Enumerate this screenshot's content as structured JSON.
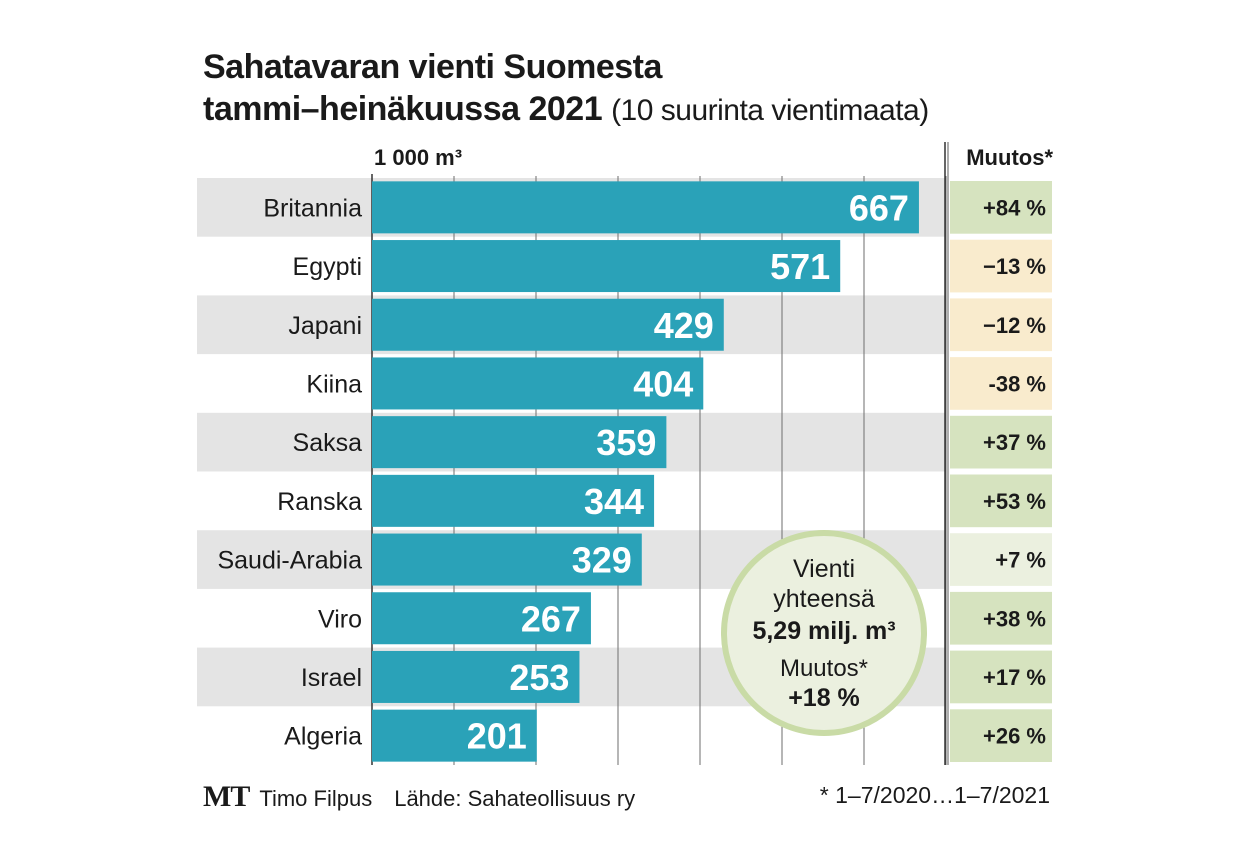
{
  "title_line1": "Sahatavaran vienti Suomesta",
  "title_line2": "tammi–heinäkuussa 2021",
  "title_sub": "(10 suurinta vientimaata)",
  "footer": {
    "logo": "MT",
    "author": "Timo Filpus",
    "source": "Lähde: Sahateollisuus ry",
    "note": "* 1–7/2020…1–7/2021"
  },
  "chart_data": {
    "type": "bar",
    "orientation": "horizontal",
    "unit_label": "1 000 m³",
    "change_header": "Muutos*",
    "categories": [
      "Britannia",
      "Egypti",
      "Japani",
      "Kiina",
      "Saksa",
      "Ranska",
      "Saudi-Arabia",
      "Viro",
      "Israel",
      "Algeria"
    ],
    "values": [
      667,
      571,
      429,
      404,
      359,
      344,
      329,
      267,
      253,
      201
    ],
    "changes": [
      "+84 %",
      "−13 %",
      "−12 %",
      "-38 %",
      "+37 %",
      "+53 %",
      "+7 %",
      "+38 %",
      "+17 %",
      "+26 %"
    ],
    "change_colors": [
      "#d6e3bf",
      "#f9ebcd",
      "#f9ebcd",
      "#f9ebcd",
      "#d6e3bf",
      "#d6e3bf",
      "#ebf0df",
      "#d6e3bf",
      "#d6e3bf",
      "#d6e3bf"
    ],
    "xlim": [
      0,
      700
    ],
    "grid": true,
    "bar_color": "#2aa2b8",
    "stripe_color": "#e4e4e4",
    "annotation": {
      "line1": "Vienti",
      "line2": "yhteensä",
      "line3": "5,29 milj. m³",
      "line4": "Muutos*",
      "line5": "+18 %"
    }
  }
}
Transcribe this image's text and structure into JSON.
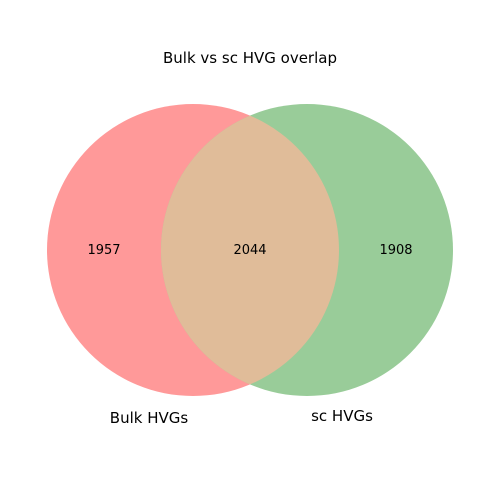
{
  "chart_data": {
    "type": "venn",
    "title": "Bulk vs sc HVG overlap",
    "sets": [
      {
        "name": "Bulk HVGs",
        "only_count": "1957",
        "color": "#ff9999"
      },
      {
        "name": "sc HVGs",
        "only_count": "1908",
        "color": "#99cc99"
      }
    ],
    "intersection": {
      "count": "2044",
      "color": "#e0bc99"
    }
  }
}
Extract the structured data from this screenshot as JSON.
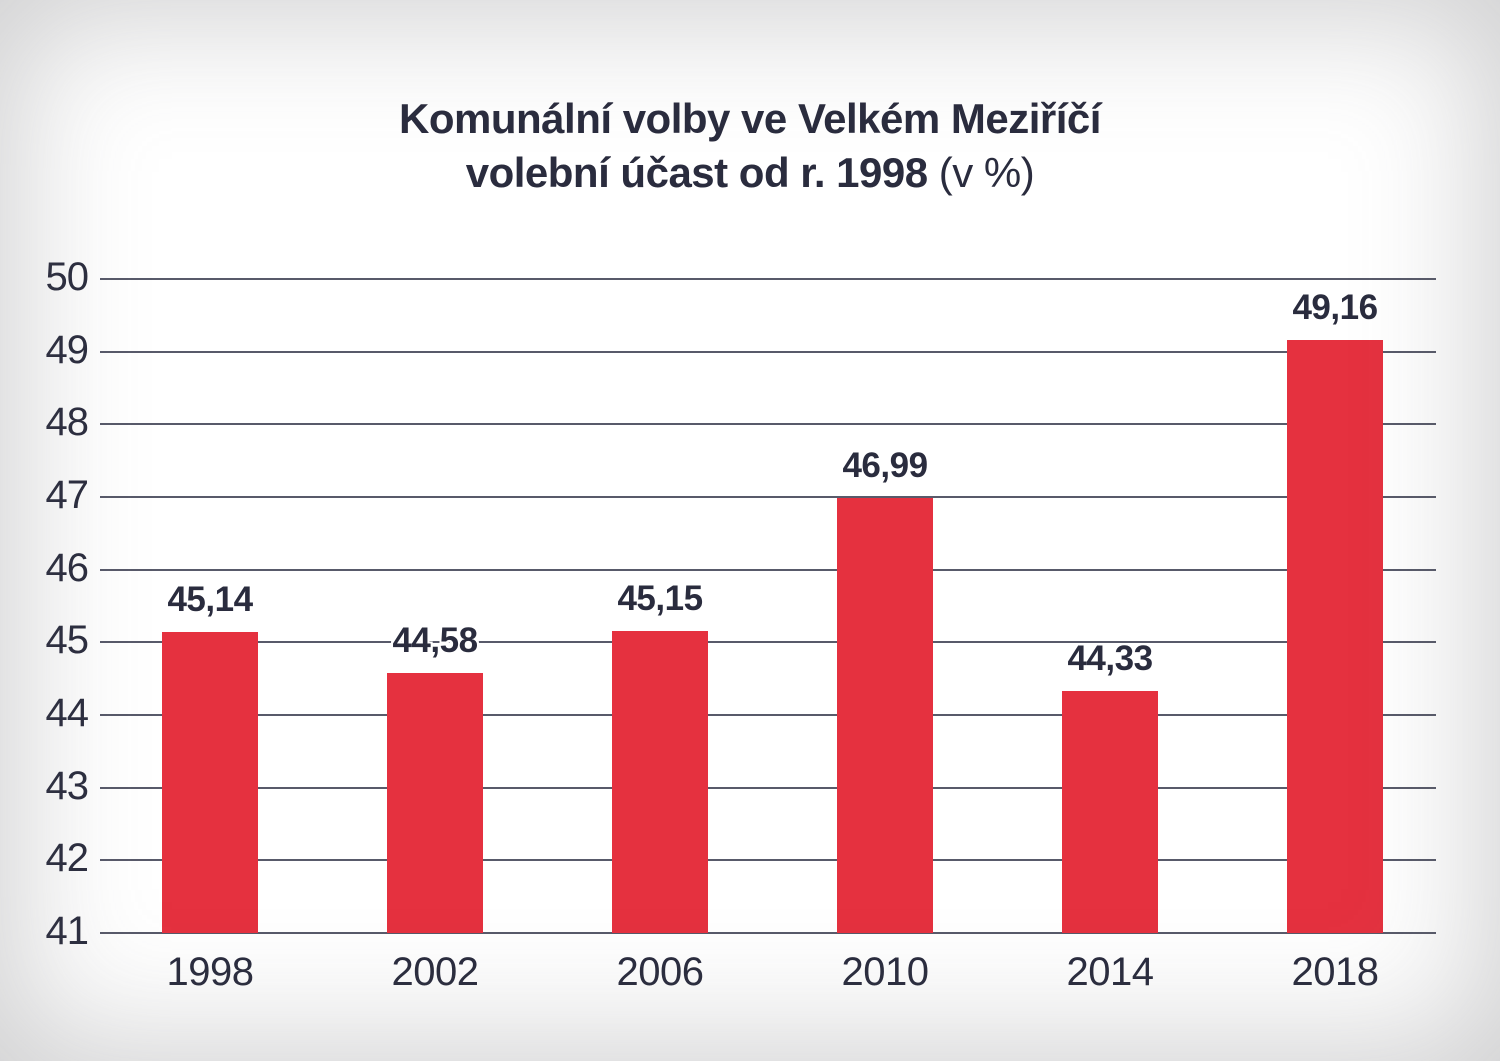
{
  "title": {
    "line1": "Komunální volby ve Velkém Meziříčí",
    "line2_bold": "volební účast od r. 1998 ",
    "line2_light": "(v %)"
  },
  "chart_data": {
    "type": "bar",
    "title": "Komunální volby ve Velkém Meziříčí volební účast od r. 1998 (v %)",
    "categories": [
      "1998",
      "2002",
      "2006",
      "2010",
      "2014",
      "2018"
    ],
    "values": [
      45.14,
      44.58,
      45.15,
      46.99,
      44.33,
      49.16
    ],
    "value_labels": [
      "45,14",
      "44,58",
      "45,15",
      "46,99",
      "44,33",
      "49,16"
    ],
    "xlabel": "",
    "ylabel": "",
    "ylim": [
      41,
      50
    ],
    "ytick_step": 1,
    "ytick_labels": [
      "41",
      "42",
      "43",
      "44",
      "45",
      "46",
      "47",
      "48",
      "49",
      "50"
    ],
    "grid": "horizontal",
    "legend": "none",
    "bar_color": "#e5313f",
    "text_color": "#2a2c3e",
    "gridline_color": "#585a6a",
    "background_color": "#ffffff"
  }
}
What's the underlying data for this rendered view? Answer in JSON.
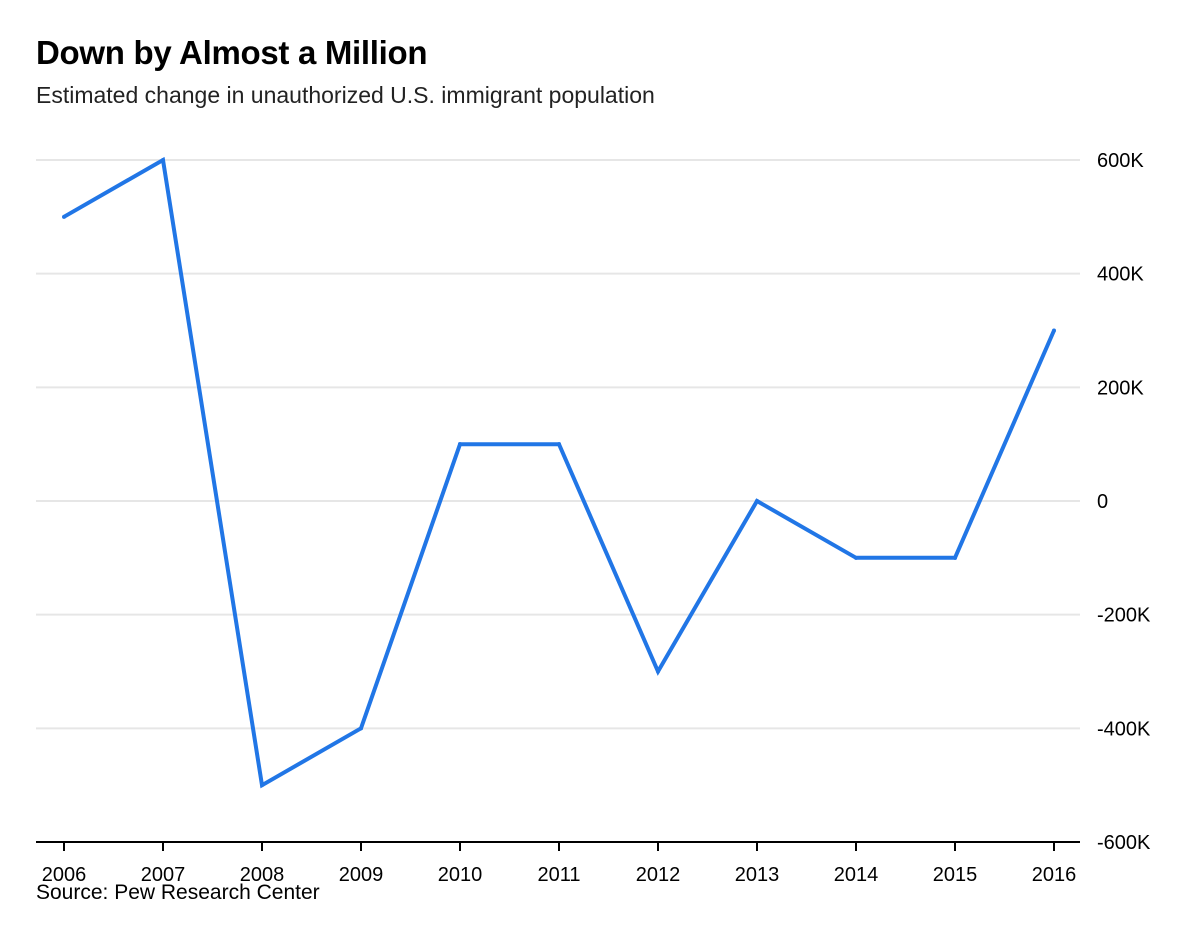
{
  "chart_data": {
    "type": "line",
    "title": "Down by Almost a Million",
    "subtitle": "Estimated change in unauthorized U.S. immigrant population",
    "source": "Source: Pew Research Center",
    "xlabel": "",
    "ylabel": "",
    "x": [
      "2006",
      "2007",
      "2008",
      "2009",
      "2010",
      "2011",
      "2012",
      "2013",
      "2014",
      "2015",
      "2016"
    ],
    "series": [
      {
        "name": "Estimated change",
        "values": [
          500000,
          600000,
          -500000,
          -400000,
          100000,
          100000,
          -300000,
          0,
          -100000,
          -100000,
          300000
        ],
        "color": "#2176e6"
      }
    ],
    "ylim": [
      -600000,
      600000
    ],
    "yticks": [
      {
        "value": 600000,
        "label": "600K"
      },
      {
        "value": 400000,
        "label": "400K"
      },
      {
        "value": 200000,
        "label": "200K"
      },
      {
        "value": 0,
        "label": "0"
      },
      {
        "value": -200000,
        "label": "-200K"
      },
      {
        "value": -400000,
        "label": "-400K"
      },
      {
        "value": -600000,
        "label": "-600K"
      }
    ],
    "y_axis_side": "right",
    "grid": true,
    "colors": {
      "line": "#2176e6",
      "grid": "#e6e6e6",
      "axis": "#000000"
    }
  }
}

#### Description of the task
What is the number of lines in the records that contain "structured"? Give that number only.

#### Solution to this task
2